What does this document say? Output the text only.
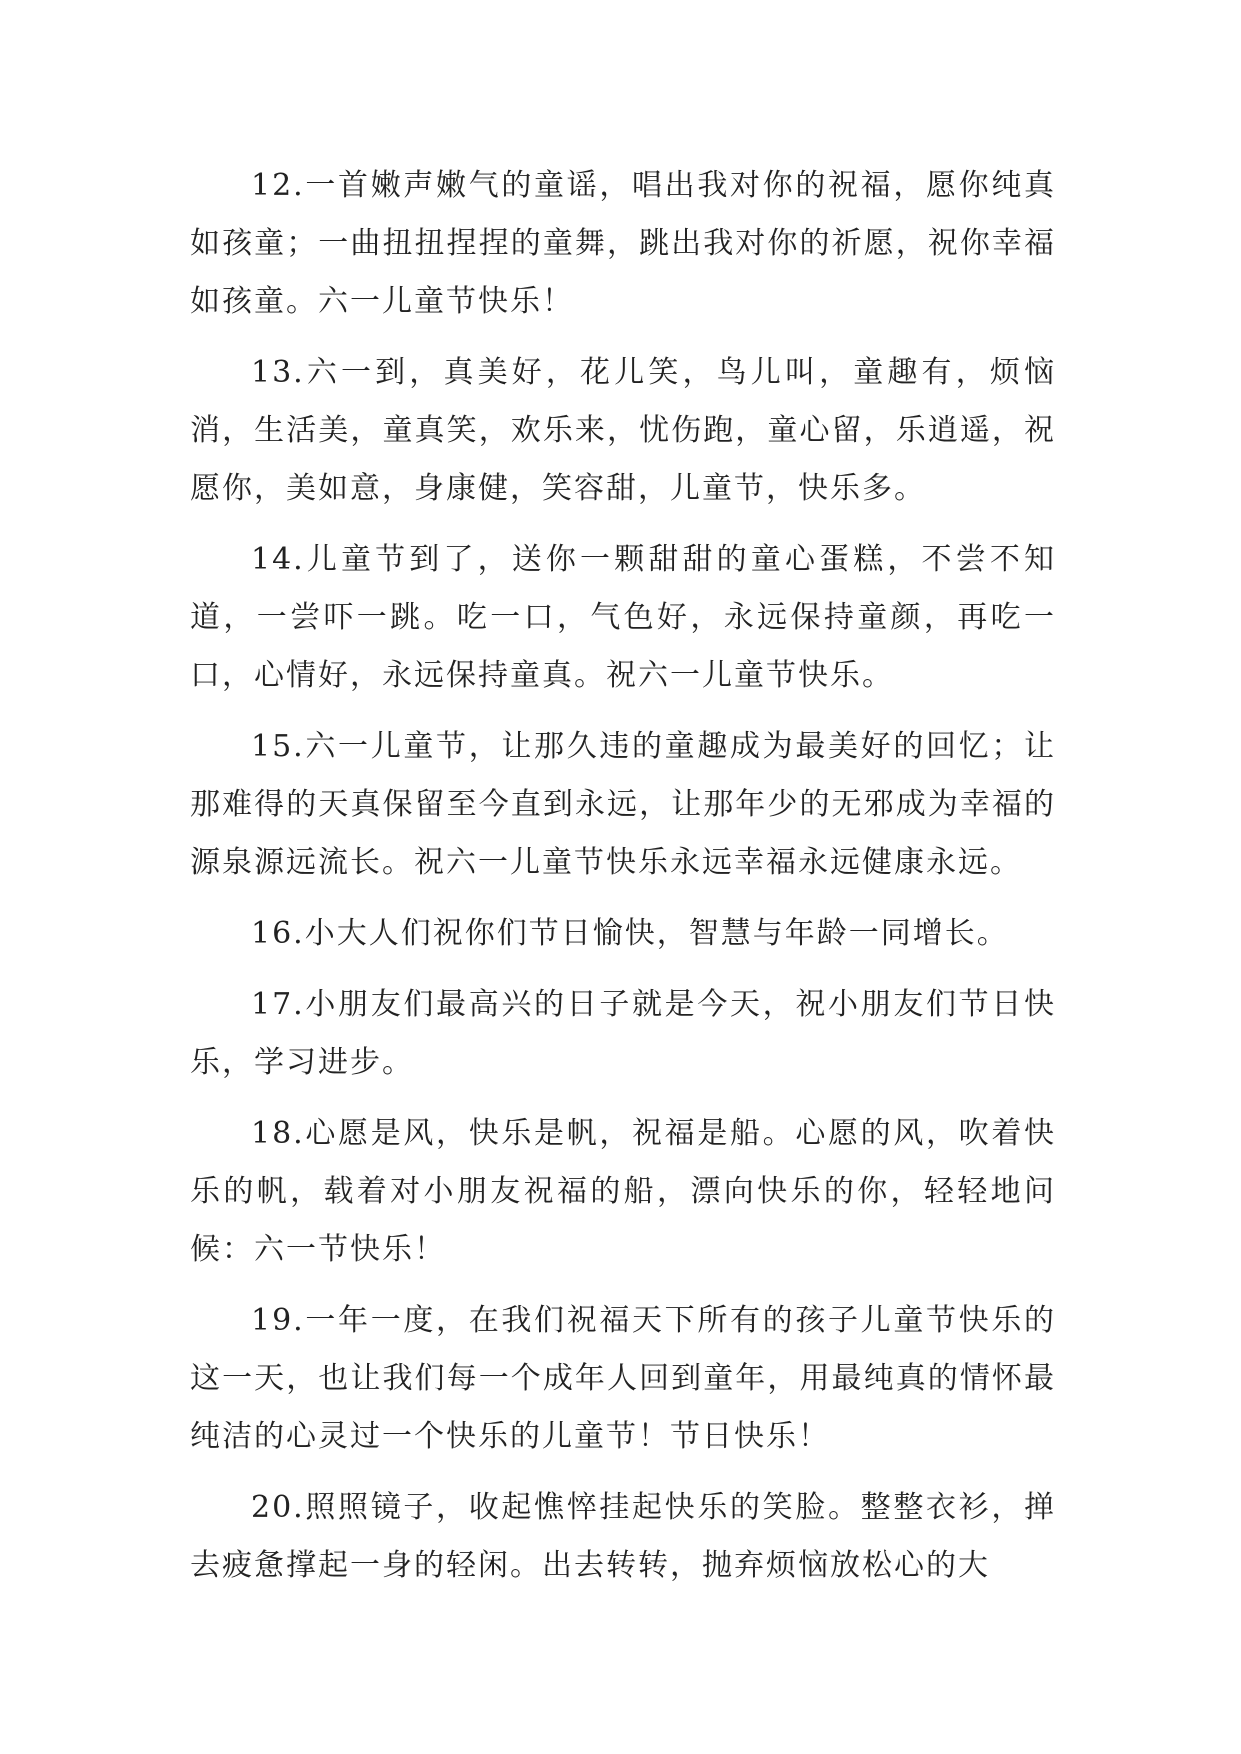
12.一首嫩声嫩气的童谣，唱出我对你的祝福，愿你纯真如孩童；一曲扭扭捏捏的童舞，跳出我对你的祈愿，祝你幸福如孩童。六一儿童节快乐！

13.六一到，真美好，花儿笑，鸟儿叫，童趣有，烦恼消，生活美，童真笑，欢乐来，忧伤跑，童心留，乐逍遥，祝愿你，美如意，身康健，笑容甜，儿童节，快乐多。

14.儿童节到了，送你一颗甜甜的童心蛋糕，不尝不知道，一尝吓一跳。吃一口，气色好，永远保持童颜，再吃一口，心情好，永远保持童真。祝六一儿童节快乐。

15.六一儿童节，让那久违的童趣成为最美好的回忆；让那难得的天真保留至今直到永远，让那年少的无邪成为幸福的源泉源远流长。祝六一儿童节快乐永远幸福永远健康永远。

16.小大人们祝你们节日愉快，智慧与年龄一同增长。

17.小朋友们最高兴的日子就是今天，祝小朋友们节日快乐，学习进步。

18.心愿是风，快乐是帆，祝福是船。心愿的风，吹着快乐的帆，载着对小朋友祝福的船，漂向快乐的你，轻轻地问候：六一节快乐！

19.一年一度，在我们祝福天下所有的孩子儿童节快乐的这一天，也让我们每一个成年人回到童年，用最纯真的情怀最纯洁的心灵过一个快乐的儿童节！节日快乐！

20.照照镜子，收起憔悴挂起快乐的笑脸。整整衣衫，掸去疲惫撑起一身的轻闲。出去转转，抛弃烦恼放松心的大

====

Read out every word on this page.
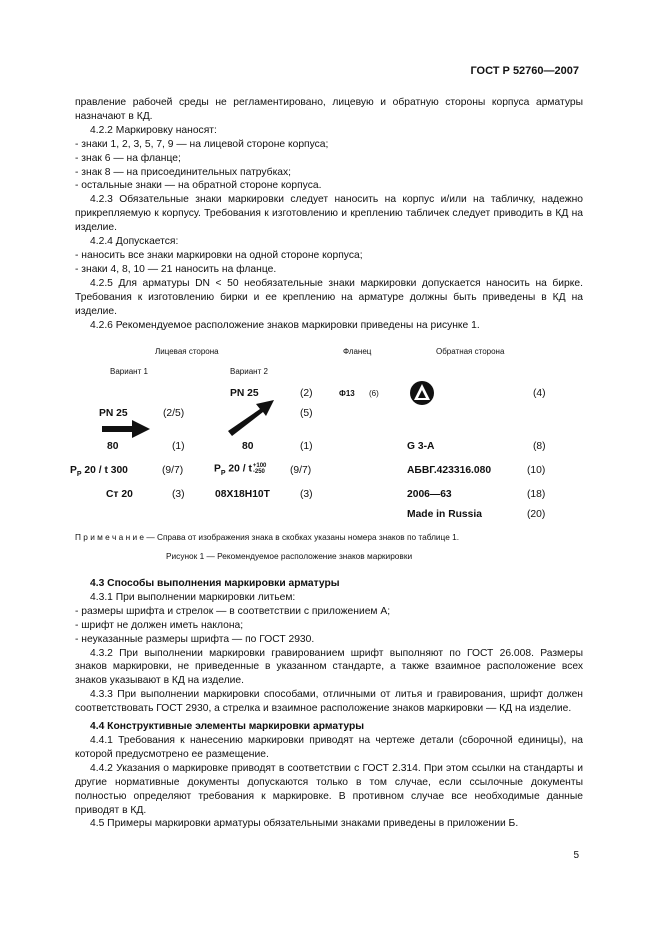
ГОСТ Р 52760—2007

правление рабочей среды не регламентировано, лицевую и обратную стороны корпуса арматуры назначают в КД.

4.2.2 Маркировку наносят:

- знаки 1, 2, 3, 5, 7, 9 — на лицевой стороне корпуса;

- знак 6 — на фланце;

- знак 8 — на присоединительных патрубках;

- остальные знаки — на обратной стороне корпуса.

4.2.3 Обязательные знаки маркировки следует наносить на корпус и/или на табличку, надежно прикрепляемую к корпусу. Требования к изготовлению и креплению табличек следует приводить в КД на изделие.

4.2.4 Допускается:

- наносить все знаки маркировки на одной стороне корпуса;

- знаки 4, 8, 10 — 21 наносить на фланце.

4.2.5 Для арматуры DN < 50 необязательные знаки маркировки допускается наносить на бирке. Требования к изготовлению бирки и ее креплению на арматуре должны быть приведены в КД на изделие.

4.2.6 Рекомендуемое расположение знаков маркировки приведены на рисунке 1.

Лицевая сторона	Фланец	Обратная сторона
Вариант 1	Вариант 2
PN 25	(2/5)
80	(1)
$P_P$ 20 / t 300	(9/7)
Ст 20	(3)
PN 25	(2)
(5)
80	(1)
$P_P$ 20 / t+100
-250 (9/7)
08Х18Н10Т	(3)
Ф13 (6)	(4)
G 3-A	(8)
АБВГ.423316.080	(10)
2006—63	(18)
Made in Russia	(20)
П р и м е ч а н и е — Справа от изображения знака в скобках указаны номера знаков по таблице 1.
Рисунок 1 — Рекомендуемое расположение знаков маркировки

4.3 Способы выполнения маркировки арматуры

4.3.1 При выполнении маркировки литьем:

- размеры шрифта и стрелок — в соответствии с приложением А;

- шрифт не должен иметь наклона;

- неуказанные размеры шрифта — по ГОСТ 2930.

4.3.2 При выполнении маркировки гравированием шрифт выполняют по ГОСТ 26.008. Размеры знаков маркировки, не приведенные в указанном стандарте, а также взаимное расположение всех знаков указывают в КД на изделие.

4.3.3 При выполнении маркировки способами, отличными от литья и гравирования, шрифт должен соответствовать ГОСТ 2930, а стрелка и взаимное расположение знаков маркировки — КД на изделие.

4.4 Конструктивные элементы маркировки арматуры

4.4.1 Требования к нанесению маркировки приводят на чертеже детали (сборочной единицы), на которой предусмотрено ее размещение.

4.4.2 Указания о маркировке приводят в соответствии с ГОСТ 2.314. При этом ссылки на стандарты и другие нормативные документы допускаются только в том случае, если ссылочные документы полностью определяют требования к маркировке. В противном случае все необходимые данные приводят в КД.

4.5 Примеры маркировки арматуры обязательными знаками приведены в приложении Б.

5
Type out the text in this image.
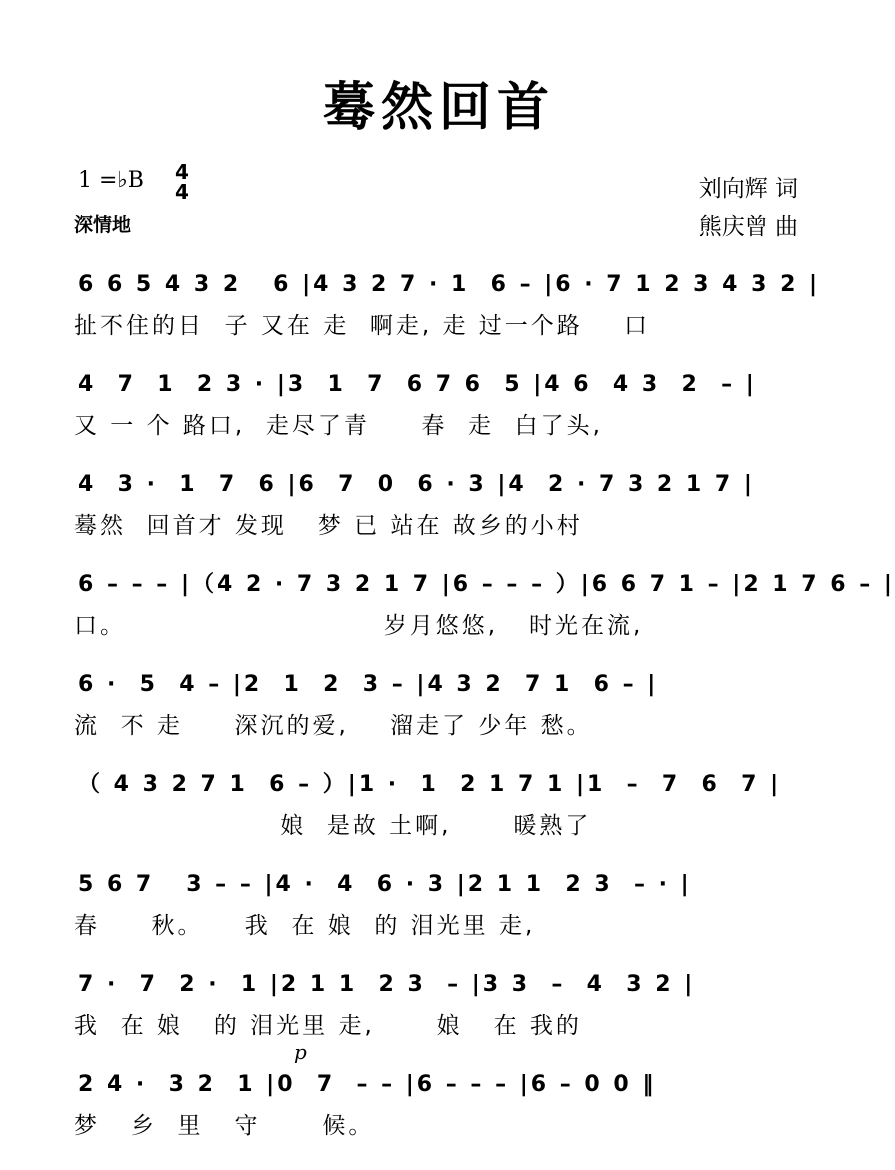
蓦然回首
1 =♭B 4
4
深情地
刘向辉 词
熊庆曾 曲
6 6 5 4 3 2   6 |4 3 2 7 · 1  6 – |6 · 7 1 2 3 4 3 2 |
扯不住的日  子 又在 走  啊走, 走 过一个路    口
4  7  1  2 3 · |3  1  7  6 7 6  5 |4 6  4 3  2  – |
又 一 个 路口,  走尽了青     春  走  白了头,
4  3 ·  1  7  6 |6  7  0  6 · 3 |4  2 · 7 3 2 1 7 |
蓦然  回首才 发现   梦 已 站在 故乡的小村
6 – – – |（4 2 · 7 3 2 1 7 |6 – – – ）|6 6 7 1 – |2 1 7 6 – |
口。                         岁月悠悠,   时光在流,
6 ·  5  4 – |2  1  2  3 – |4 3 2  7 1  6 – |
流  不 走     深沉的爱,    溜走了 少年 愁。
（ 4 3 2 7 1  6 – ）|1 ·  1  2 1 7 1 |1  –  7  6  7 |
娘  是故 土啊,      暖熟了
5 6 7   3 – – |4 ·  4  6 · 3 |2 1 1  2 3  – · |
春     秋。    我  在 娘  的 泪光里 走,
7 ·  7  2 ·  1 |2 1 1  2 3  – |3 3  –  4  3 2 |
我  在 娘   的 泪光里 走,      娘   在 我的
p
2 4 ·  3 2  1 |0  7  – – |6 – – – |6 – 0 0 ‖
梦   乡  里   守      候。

====

**Exercise requirements:** Search the data for the string "изготовлению". List each line that has it.

**Solution to this problem:**
4.2.3 Обязательные знаки маркировки следует наносить на корпус и/или на табличку, надежно прикрепляемую к корпусу. Требования к изготовлению и креплению табличек следует приводить в КД на изделие.
4.2.5 Для арматуры DN < 50 необязательные знаки маркировки допускается наносить на бирке. Требования к изготовлению бирки и ее креплению на арматуре должны быть приведены в КД на изделие.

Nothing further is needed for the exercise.